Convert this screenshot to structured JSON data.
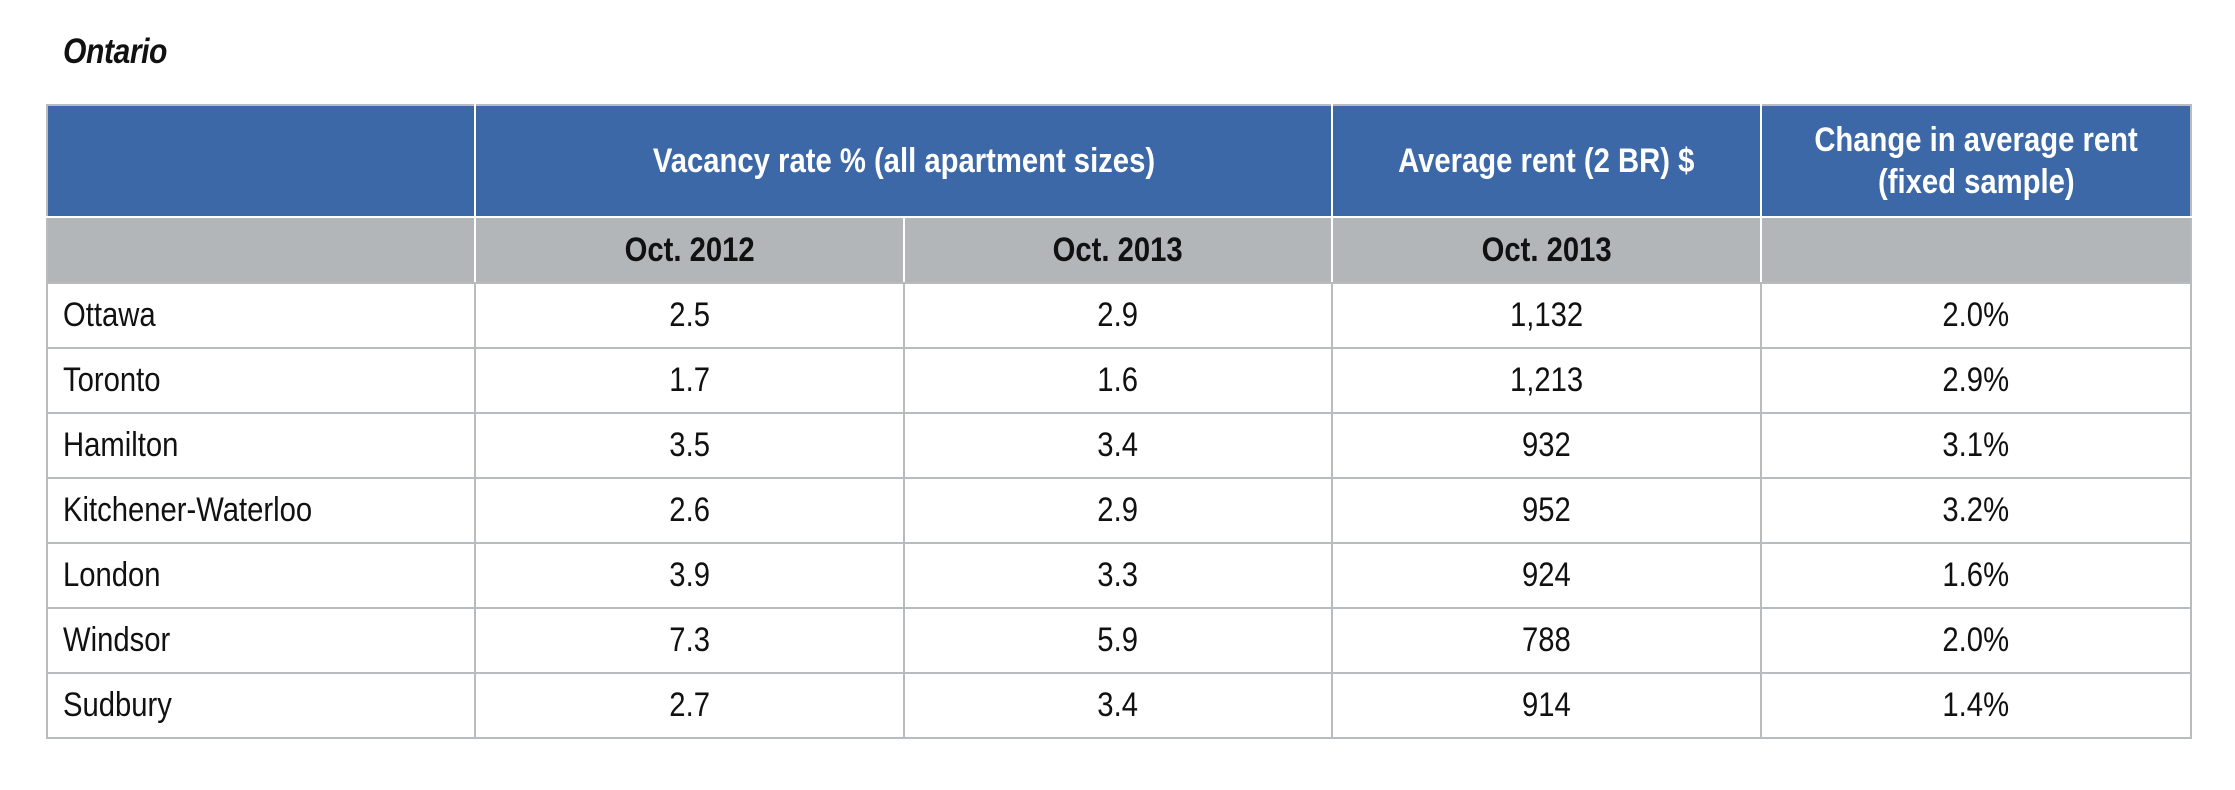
{
  "title": "Ontario",
  "header": {
    "col_city": "",
    "vacancy": "Vacancy rate % (all apartment sizes)",
    "rent": "Average rent (2 BR) $",
    "change_line1": "Change in average rent",
    "change_line2": "(fixed sample)"
  },
  "subheader": {
    "col_city": "",
    "vac_2012": "Oct. 2012",
    "vac_2013": "Oct. 2013",
    "rent_2013": "Oct. 2013",
    "change": ""
  },
  "rows": [
    {
      "city": "Ottawa",
      "vac_2012": "2.5",
      "vac_2013": "2.9",
      "rent": "1,132",
      "change": "2.0%"
    },
    {
      "city": "Toronto",
      "vac_2012": "1.7",
      "vac_2013": "1.6",
      "rent": "1,213",
      "change": "2.9%"
    },
    {
      "city": "Hamilton",
      "vac_2012": "3.5",
      "vac_2013": "3.4",
      "rent": "932",
      "change": "3.1%"
    },
    {
      "city": "Kitchener-Waterloo",
      "vac_2012": "2.6",
      "vac_2013": "2.9",
      "rent": "952",
      "change": "3.2%"
    },
    {
      "city": "London",
      "vac_2012": "3.9",
      "vac_2013": "3.3",
      "rent": "924",
      "change": "1.6%"
    },
    {
      "city": "Windsor",
      "vac_2012": "7.3",
      "vac_2013": "5.9",
      "rent": "788",
      "change": "2.0%"
    },
    {
      "city": "Sudbury",
      "vac_2012": "2.7",
      "vac_2013": "3.4",
      "rent": "914",
      "change": "1.4%"
    }
  ],
  "colors": {
    "header_blue": "#3c68a8",
    "subheader_gray": "#b3b6b9",
    "grid": "#b9bcbf"
  }
}
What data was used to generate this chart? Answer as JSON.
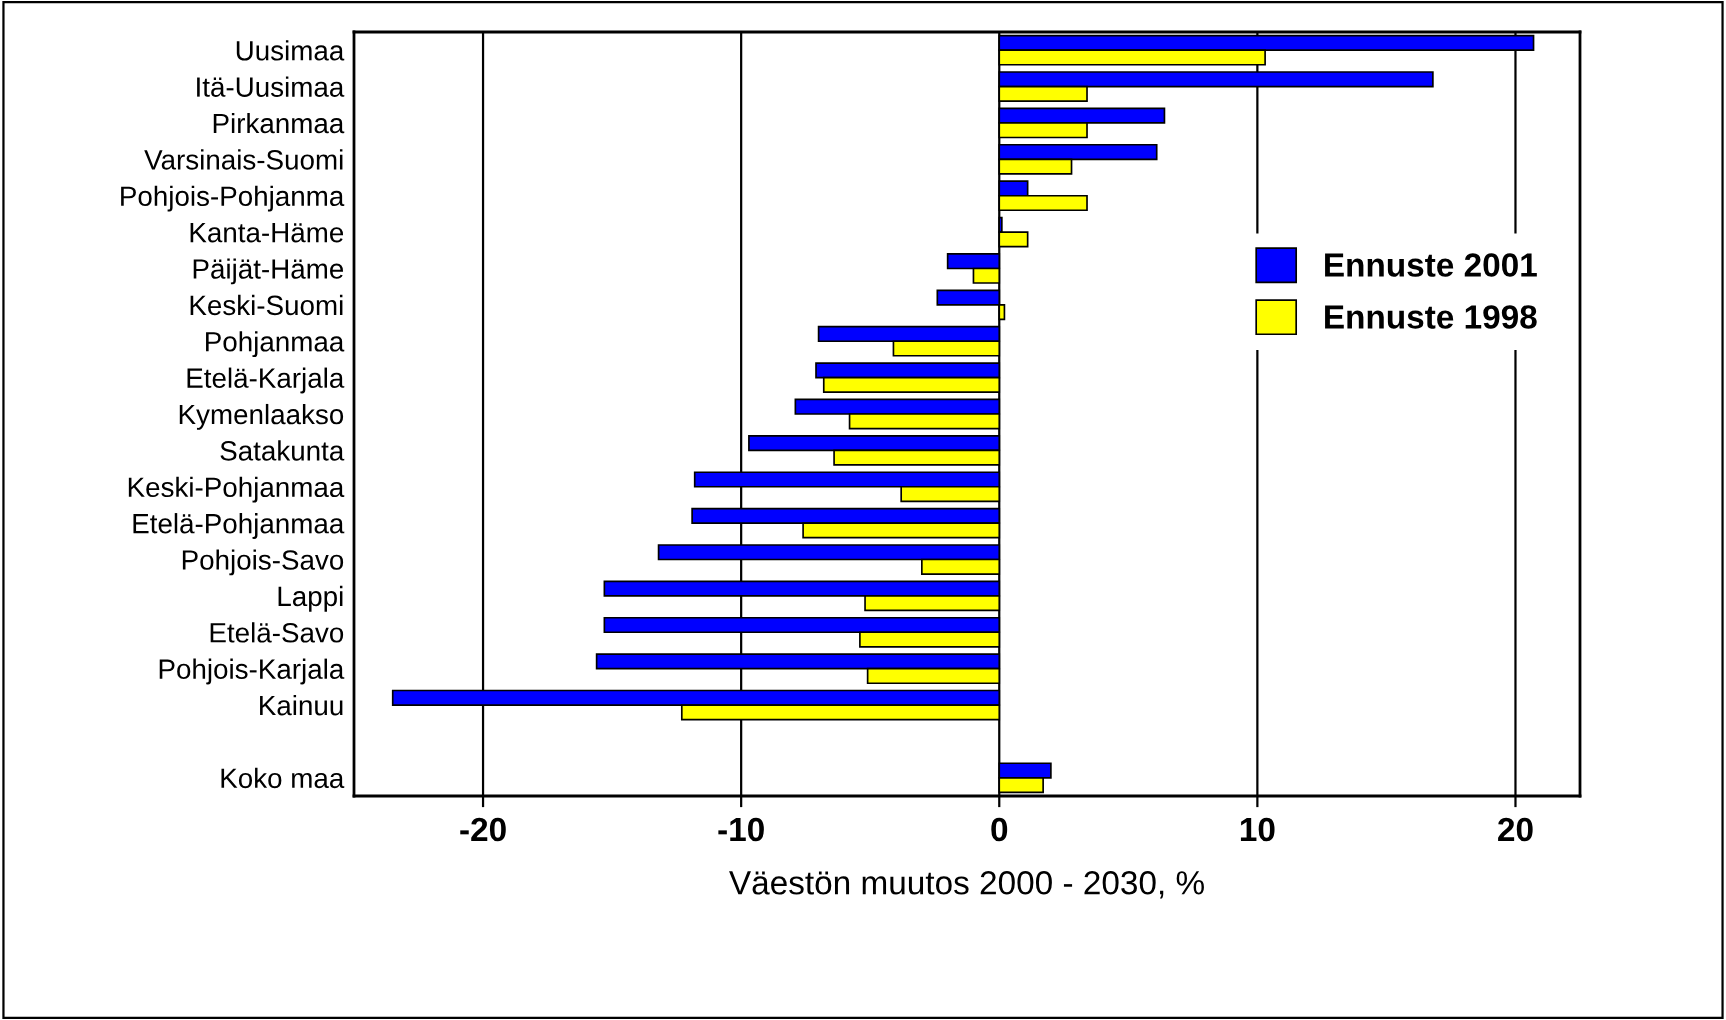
{
  "chart_data": {
    "type": "bar",
    "orientation": "horizontal",
    "xlabel": "Väestön muutos 2000 - 2030, %",
    "categories": [
      "Uusimaa",
      "Itä-Uusimaa",
      "Pirkanmaa",
      "Varsinais-Suomi",
      "Pohjois-Pohjanma",
      "Kanta-Häme",
      "Päijät-Häme",
      "Keski-Suomi",
      "Pohjanmaa",
      "Etelä-Karjala",
      "Kymenlaakso",
      "Satakunta",
      "Keski-Pohjanmaa",
      "Etelä-Pohjanmaa",
      "Pohjois-Savo",
      "Lappi",
      "Etelä-Savo",
      "Pohjois-Karjala",
      "Kainuu",
      null,
      "Koko maa"
    ],
    "series": [
      {
        "name": "Ennuste 2001",
        "color": "#0000ff",
        "values": [
          20.7,
          16.8,
          6.4,
          6.1,
          1.1,
          0.1,
          -2.0,
          -2.4,
          -7.0,
          -7.1,
          -7.9,
          -9.7,
          -11.8,
          -11.9,
          -13.2,
          -15.3,
          -15.3,
          -15.6,
          -23.5,
          null,
          2.0
        ]
      },
      {
        "name": "Ennuste 1998",
        "color": "#ffff00",
        "values": [
          10.3,
          3.4,
          3.4,
          2.8,
          3.4,
          1.1,
          -1.0,
          0.2,
          -4.1,
          -6.8,
          -5.8,
          -6.4,
          -3.8,
          -7.6,
          -3.0,
          -5.2,
          -5.4,
          -5.1,
          -12.3,
          null,
          1.7
        ]
      }
    ],
    "xlim": [
      -25,
      22.5
    ],
    "xticks": [
      -20,
      -10,
      0,
      10,
      20
    ],
    "grid": "x",
    "legend": "right"
  }
}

::::::

The task: The answer should be a single number: the count of lines in the data that include the string "Pohjanmaa".

Output below: 3